Given task: Gather all lines in the data that hold the string "Einspeisemenge".

Recorded data:

################

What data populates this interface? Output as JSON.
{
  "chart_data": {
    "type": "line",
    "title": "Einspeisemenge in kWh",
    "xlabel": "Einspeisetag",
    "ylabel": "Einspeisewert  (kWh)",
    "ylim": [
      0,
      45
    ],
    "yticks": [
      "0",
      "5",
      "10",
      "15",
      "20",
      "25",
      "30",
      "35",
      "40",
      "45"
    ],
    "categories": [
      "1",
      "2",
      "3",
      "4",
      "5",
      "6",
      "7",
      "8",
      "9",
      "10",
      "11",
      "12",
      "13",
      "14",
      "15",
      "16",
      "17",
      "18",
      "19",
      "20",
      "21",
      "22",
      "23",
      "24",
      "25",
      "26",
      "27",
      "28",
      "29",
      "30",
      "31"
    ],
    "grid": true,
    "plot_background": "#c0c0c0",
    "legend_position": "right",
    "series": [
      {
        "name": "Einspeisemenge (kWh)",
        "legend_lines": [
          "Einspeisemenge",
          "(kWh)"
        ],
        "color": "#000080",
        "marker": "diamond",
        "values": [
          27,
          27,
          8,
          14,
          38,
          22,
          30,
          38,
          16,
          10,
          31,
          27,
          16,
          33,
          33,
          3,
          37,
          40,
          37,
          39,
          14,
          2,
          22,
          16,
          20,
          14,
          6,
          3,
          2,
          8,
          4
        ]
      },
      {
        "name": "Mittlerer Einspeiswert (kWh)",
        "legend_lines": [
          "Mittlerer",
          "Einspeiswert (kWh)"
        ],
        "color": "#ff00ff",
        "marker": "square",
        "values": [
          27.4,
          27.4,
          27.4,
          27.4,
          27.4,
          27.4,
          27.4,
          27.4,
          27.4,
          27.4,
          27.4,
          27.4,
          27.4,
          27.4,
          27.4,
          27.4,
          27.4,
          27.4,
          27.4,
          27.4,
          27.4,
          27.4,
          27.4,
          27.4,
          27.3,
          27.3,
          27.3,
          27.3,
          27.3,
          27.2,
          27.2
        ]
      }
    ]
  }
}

################

Exercise result:
    "title": "Einspeisemenge in kWh",
        "name": "Einspeisemenge (kWh)",
          "Einspeisemenge",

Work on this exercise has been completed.